- WRITTEN INSTRUCTION: Reproduce word for word the part of the personal account below that starts at "Well anyway they" and ends at "Aussie dream home.".

- QUOTED TEXT:
******
Well anyway they gave me a pretty good resume and I was glad to leave at that time to persue my dreams and goals and to finally be allowed to enjoy some time off from school or work for a while. I just wanted time to find myself and follow my heart, not run off into any job that pops along because of pressure applied from the world I live in and end up liveing a miserable existence in pursuit of money, marriage and the great Aussie dream home.

THis ws now supposed to be my time off, a great time to enjoy. So off I went to enjoy some of it, I spent time riding dirtbikes and hanging out, getting pissed and stoned, fishing and diving, going to pubs and parties with mates and all the stuff I wanted to do without worrying

Shortly after Christmas that year I was involved in a car accident. I was as a pedestrian walking with my mate Ambo in the emergency stopping lane one night on our way to visit another friend. We were both hit by the car which was illegally overtaking in the emergency stopping lane on an 80 km/h stretch of road. I remember the impact as the car slammed into my back and my heals flew up into the bumper bar, I rolled up the bonnet and into the windscreen with my head hitting the glass so hard that it didn’t completely break, it jsut left an impression of my skull in the glass with only the impression shattering amazingly the windscreen itself was perfect except for the egg shape left in the centre of the passengers side. I sailed threw the air for what seemed like 10 seconds or so but was probably only 1or 2 and my battered body came to rest 15 metres from where the car came to a stop. Ambo was clipped by the side of the car and bounced off the front fender into the bushes.
******
[Entries drawn from a collection]

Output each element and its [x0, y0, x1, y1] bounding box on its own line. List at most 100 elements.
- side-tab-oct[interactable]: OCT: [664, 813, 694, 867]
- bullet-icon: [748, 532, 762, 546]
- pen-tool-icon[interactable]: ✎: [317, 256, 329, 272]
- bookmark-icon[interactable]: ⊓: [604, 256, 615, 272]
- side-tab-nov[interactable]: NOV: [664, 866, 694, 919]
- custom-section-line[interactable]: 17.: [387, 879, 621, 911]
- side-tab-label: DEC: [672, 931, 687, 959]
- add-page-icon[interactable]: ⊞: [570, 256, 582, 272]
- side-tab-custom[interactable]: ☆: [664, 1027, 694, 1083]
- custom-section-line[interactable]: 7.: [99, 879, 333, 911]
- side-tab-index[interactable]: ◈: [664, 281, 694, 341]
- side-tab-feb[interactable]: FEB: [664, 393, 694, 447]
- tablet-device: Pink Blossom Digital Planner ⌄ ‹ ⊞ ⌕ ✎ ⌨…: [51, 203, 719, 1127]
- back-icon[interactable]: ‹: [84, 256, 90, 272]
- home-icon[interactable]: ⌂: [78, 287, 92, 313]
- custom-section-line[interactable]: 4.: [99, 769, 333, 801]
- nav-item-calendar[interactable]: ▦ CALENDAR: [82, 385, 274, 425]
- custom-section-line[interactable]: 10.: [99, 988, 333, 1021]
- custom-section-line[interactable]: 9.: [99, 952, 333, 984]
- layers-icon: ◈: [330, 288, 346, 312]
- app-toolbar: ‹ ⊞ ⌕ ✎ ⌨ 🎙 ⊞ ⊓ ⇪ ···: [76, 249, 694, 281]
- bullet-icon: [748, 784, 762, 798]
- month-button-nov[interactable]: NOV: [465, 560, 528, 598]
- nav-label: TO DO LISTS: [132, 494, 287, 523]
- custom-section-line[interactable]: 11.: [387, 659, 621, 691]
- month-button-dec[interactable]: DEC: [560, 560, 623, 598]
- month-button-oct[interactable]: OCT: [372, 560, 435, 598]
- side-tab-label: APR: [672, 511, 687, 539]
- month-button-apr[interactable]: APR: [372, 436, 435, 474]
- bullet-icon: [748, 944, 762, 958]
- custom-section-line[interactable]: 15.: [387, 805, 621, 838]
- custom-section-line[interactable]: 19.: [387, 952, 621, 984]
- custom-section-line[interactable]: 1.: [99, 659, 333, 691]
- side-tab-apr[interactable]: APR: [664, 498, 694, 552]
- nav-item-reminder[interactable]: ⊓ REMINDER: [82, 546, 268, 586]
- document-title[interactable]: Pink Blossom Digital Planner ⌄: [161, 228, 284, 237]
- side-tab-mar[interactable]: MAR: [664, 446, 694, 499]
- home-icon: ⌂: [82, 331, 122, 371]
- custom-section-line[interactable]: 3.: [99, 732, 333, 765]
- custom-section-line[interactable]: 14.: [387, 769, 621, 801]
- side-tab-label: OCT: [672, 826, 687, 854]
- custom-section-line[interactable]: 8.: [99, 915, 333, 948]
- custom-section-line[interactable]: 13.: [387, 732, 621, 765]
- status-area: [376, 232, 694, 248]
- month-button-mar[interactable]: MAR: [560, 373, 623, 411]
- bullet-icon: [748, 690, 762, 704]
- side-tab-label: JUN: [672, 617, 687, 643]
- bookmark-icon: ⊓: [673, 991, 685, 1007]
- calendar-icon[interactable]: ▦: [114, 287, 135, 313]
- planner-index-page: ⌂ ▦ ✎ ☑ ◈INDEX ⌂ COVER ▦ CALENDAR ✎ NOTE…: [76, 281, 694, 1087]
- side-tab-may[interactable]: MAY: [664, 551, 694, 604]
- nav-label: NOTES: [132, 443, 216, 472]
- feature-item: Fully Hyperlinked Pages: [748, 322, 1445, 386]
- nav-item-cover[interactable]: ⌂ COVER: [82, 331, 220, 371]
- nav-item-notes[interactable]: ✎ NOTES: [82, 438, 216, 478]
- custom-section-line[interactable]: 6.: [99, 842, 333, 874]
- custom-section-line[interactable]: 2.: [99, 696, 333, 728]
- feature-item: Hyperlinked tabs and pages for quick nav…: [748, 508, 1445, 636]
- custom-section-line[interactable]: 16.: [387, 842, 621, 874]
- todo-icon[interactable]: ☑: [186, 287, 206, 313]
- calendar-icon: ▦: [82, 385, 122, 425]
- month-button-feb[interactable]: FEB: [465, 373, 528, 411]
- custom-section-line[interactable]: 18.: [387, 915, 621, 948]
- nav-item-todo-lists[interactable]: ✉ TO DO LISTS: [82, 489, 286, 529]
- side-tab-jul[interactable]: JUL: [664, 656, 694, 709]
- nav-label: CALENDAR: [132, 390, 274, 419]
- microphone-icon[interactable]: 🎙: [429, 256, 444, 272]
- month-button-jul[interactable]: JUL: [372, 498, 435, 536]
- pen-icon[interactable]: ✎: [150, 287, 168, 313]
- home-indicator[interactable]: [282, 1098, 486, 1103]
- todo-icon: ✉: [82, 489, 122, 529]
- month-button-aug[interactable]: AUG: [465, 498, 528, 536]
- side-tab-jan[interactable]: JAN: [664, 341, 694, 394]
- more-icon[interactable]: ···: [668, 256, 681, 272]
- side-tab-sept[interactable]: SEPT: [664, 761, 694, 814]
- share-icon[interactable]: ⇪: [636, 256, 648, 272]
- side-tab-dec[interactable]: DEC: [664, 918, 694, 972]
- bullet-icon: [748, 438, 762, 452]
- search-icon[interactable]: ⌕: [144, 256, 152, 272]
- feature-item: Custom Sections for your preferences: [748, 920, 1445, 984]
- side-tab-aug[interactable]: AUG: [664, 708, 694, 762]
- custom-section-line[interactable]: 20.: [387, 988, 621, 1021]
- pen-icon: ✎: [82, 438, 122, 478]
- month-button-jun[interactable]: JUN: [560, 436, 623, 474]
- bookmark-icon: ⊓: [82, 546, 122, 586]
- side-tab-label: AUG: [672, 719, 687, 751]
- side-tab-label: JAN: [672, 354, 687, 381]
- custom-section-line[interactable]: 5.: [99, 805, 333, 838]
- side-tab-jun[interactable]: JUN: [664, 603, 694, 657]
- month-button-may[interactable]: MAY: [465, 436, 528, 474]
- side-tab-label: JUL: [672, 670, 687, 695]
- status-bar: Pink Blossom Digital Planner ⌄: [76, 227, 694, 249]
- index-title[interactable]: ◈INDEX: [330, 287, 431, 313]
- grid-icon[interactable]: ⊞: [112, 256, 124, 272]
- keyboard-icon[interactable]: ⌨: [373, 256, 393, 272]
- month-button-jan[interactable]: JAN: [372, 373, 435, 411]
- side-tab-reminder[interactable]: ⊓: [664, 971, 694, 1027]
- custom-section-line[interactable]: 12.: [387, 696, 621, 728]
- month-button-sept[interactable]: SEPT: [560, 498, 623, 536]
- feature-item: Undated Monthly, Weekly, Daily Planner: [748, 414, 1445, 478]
******
- RESPONSE FOR THIS EXERCISE:
Well anyway they gave me a pretty good resume and I was glad to leave at that time to persue my dreams and goals and to finally be allowed to enjoy some time off from school or work for a while. I just wanted time to find myself and follow my heart, not run off into any job that pops along because of pressure applied from the world I live in and end up liveing a miserable existence in pursuit of money, marriage and the great Aussie dream home.